--- TASK MATERIAL ---

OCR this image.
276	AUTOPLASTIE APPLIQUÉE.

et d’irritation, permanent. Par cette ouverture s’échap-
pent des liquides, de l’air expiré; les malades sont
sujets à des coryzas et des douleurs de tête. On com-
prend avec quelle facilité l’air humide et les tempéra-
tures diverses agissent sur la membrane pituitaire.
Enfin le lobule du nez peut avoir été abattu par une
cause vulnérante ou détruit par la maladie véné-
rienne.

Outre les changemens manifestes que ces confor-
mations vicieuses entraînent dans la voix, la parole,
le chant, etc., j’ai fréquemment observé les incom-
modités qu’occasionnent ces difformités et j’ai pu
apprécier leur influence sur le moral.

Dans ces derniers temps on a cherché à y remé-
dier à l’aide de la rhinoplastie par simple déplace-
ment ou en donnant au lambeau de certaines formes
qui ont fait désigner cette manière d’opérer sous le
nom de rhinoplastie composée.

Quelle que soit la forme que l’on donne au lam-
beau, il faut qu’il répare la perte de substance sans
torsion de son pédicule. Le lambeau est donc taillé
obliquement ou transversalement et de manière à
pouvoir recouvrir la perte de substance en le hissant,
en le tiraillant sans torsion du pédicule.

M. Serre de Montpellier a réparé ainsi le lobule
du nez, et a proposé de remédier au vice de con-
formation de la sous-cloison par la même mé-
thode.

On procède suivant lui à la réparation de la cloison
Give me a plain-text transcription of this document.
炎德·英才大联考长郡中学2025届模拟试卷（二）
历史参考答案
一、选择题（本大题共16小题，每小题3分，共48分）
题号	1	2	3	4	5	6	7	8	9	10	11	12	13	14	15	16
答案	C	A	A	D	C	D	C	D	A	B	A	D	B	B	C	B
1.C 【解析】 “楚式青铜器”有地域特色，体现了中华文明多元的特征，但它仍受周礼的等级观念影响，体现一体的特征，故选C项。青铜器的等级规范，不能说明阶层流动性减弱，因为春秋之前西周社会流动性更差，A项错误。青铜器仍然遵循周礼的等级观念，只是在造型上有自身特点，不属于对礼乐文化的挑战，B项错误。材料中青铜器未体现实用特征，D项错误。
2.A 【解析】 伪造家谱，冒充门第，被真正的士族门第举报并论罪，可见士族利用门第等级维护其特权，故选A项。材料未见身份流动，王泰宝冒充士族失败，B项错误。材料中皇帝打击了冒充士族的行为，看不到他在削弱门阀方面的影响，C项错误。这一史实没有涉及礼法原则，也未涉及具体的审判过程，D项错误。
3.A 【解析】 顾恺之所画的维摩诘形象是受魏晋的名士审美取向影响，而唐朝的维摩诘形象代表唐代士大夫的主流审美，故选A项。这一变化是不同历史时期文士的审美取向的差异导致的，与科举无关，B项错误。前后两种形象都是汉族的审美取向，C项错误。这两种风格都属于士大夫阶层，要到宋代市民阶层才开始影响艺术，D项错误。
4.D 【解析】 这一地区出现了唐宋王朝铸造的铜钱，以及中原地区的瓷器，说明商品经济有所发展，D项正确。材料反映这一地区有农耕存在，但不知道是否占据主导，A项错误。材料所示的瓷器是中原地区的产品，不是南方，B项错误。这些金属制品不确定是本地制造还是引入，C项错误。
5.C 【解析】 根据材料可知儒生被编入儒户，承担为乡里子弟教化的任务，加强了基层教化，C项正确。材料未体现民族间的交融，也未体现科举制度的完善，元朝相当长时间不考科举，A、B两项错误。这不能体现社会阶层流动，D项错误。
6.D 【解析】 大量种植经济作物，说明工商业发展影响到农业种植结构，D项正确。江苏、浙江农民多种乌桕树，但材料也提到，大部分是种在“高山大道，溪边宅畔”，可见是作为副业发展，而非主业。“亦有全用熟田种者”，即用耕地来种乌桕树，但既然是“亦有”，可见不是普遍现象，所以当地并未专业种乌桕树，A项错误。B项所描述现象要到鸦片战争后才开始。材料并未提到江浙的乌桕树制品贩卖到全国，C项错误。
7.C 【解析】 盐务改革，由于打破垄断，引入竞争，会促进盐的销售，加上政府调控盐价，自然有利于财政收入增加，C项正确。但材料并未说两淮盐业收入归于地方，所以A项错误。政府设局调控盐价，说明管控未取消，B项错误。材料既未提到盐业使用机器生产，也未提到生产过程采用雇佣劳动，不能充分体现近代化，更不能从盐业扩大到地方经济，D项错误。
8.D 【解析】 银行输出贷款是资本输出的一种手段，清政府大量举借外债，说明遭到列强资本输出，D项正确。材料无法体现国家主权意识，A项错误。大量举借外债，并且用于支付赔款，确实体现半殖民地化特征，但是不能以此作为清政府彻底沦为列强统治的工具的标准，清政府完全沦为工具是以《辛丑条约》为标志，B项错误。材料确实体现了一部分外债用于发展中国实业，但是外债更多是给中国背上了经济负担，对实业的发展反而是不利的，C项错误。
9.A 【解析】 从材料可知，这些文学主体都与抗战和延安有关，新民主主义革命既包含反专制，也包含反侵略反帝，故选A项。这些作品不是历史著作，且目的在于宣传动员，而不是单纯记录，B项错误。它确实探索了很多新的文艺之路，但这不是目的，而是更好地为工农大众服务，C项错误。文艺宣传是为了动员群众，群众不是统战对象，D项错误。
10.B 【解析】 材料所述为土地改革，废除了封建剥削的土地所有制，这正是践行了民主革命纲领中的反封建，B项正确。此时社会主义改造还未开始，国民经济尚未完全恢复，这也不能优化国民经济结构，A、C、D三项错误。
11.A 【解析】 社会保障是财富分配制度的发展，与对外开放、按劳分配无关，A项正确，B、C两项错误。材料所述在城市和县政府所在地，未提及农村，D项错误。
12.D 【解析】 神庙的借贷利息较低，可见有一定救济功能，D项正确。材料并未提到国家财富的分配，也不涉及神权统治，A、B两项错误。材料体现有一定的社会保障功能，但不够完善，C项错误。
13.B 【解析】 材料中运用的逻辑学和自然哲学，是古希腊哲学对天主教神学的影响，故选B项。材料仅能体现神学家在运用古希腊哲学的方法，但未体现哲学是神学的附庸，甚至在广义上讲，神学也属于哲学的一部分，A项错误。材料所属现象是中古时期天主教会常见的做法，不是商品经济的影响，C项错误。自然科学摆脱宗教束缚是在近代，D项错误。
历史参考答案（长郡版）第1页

---

Recite the full listing above exactly.

OCR this image.
276	AUTOPLASTIE APPLIQUÉE.

et d’irritation, permanent. Par cette ouverture s’échap-
pent des liquides, de l’air expiré; les malades sont
sujets à des coryzas et des douleurs de tête. On com-
prend avec quelle facilité l’air humide et les tempéra-
tures diverses agissent sur la membrane pituitaire.
Enfin le lobule du nez peut avoir été abattu par une
cause vulnérante ou détruit par la maladie véné-
rienne.

Outre les changemens manifestes que ces confor-
mations vicieuses entraînent dans la voix, la parole,
le chant, etc., j’ai fréquemment observé les incom-
modités qu’occasionnent ces difformités et j’ai pu
apprécier leur influence sur le moral.

Dans ces derniers temps on a cherché à y remé-
dier à l’aide de la rhinoplastie par simple déplace-
ment ou en donnant au lambeau de certaines formes
qui ont fait désigner cette manière d’opérer sous le
nom de rhinoplastie composée.

Quelle que soit la forme que l’on donne au lam-
beau, il faut qu’il répare la perte de substance sans
torsion de son pédicule. Le lambeau est donc taillé
obliquement ou transversalement et de manière à
pouvoir recouvrir la perte de substance en le hissant,
en le tiraillant sans torsion du pédicule.

M. Serre de Montpellier a réparé ainsi le lobule
du nez, et a proposé de remédier au vice de con-
formation de la sous-cloison par la même mé-
thode.

On procède suivant lui à la réparation de la cloison
Give me a plain-text transcription of this document.
炎德·英才大联考长郡中学2025届模拟试卷（二）
历史参考答案
一、选择题（本大题共16小题，每小题3分，共48分）
题号	1	2	3	4	5	6	7	8	9	10	11	12	13	14	15	16
答案	C	A	A	D	C	D	C	D	A	B	A	D	B	B	C	B
1.C 【解析】 “楚式青铜器”有地域特色，体现了中华文明多元的特征，但它仍受周礼的等级观念影响，体现一体的特征，故选C项。青铜器的等级规范，不能说明阶层流动性减弱，因为春秋之前西周社会流动性更差，A项错误。青铜器仍然遵循周礼的等级观念，只是在造型上有自身特点，不属于对礼乐文化的挑战，B项错误。材料中青铜器未体现实用特征，D项错误。
2.A 【解析】 伪造家谱，冒充门第，被真正的士族门第举报并论罪，可见士族利用门第等级维护其特权，故选A项。材料未见身份流动，王泰宝冒充士族失败，B项错误。材料中皇帝打击了冒充士族的行为，看不到他在削弱门阀方面的影响，C项错误。这一史实没有涉及礼法原则，也未涉及具体的审判过程，D项错误。
3.A 【解析】 顾恺之所画的维摩诘形象是受魏晋的名士审美取向影响，而唐朝的维摩诘形象代表唐代士大夫的主流审美，故选A项。这一变化是不同历史时期文士的审美取向的差异导致的，与科举无关，B项错误。前后两种形象都是汉族的审美取向，C项错误。这两种风格都属于士大夫阶层，要到宋代市民阶层才开始影响艺术，D项错误。
4.D 【解析】 这一地区出现了唐宋王朝铸造的铜钱，以及中原地区的瓷器，说明商品经济有所发展，D项正确。材料反映这一地区有农耕存在，但不知道是否占据主导，A项错误。材料所示的瓷器是中原地区的产品，不是南方，B项错误。这些金属制品不确定是本地制造还是引入，C项错误。
5.C 【解析】 根据材料可知儒生被编入儒户，承担为乡里子弟教化的任务，加强了基层教化，C项正确。材料未体现民族间的交融，也未体现科举制度的完善，元朝相当长时间不考科举，A、B两项错误。这不能体现社会阶层流动，D项错误。
6.D 【解析】 大量种植经济作物，说明工商业发展影响到农业种植结构，D项正确。江苏、浙江农民多种乌桕树，但材料也提到，大部分是种在“高山大道，溪边宅畔”，可见是作为副业发展，而非主业。“亦有全用熟田种者”，即用耕地来种乌桕树，但既然是“亦有”，可见不是普遍现象，所以当地并未专业种乌桕树，A项错误。B项所描述现象要到鸦片战争后才开始。材料并未提到江浙的乌桕树制品贩卖到全国，C项错误。
7.C 【解析】 盐务改革，由于打破垄断，引入竞争，会促进盐的销售，加上政府调控盐价，自然有利于财政收入增加，C项正确。但材料并未说两淮盐业收入归于地方，所以A项错误。政府设局调控盐价，说明管控未取消，B项错误。材料既未提到盐业使用机器生产，也未提到生产过程采用雇佣劳动，不能充分体现近代化，更不能从盐业扩大到地方经济，D项错误。
8.D 【解析】 银行输出贷款是资本输出的一种手段，清政府大量举借外债，说明遭到列强资本输出，D项正确。材料无法体现国家主权意识，A项错误。大量举借外债，并且用于支付赔款，确实体现半殖民地化特征，但是不能以此作为清政府彻底沦为列强统治的工具的标准，清政府完全沦为工具是以《辛丑条约》为标志，B项错误。材料确实体现了一部分外债用于发展中国实业，但是外债更多是给中国背上了经济负担，对实业的发展反而是不利的，C项错误。
9.A 【解析】 从材料可知，这些文学主体都与抗战和延安有关，新民主主义革命既包含反专制，也包含反侵略反帝，故选A项。这些作品不是历史著作，且目的在于宣传动员，而不是单纯记录，B项错误。它确实探索了很多新的文艺之路，但这不是目的，而是更好地为工农大众服务，C项错误。文艺宣传是为了动员群众，群众不是统战对象，D项错误。
10.B 【解析】 材料所述为土地改革，废除了封建剥削的土地所有制，这正是践行了民主革命纲领中的反封建，B项正确。此时社会主义改造还未开始，国民经济尚未完全恢复，这也不能优化国民经济结构，A、C、D三项错误。
11.A 【解析】 社会保障是财富分配制度的发展，与对外开放、按劳分配无关，A项正确，B、C两项错误。材料所述在城市和县政府所在地，未提及农村，D项错误。
12.D 【解析】 神庙的借贷利息较低，可见有一定救济功能，D项正确。材料并未提到国家财富的分配，也不涉及神权统治，A、B两项错误。材料体现有一定的社会保障功能，但不够完善，C项错误。
13.B 【解析】 材料中运用的逻辑学和自然哲学，是古希腊哲学对天主教神学的影响，故选B项。材料仅能体现神学家在运用古希腊哲学的方法，但未体现哲学是神学的附庸，甚至在广义上讲，神学也属于哲学的一部分，A项错误。材料所属现象是中古时期天主教会常见的做法，不是商品经济的影响，C项错误。自然科学摆脱宗教束缚是在近代，D项错误。
历史参考答案（长郡版）第1页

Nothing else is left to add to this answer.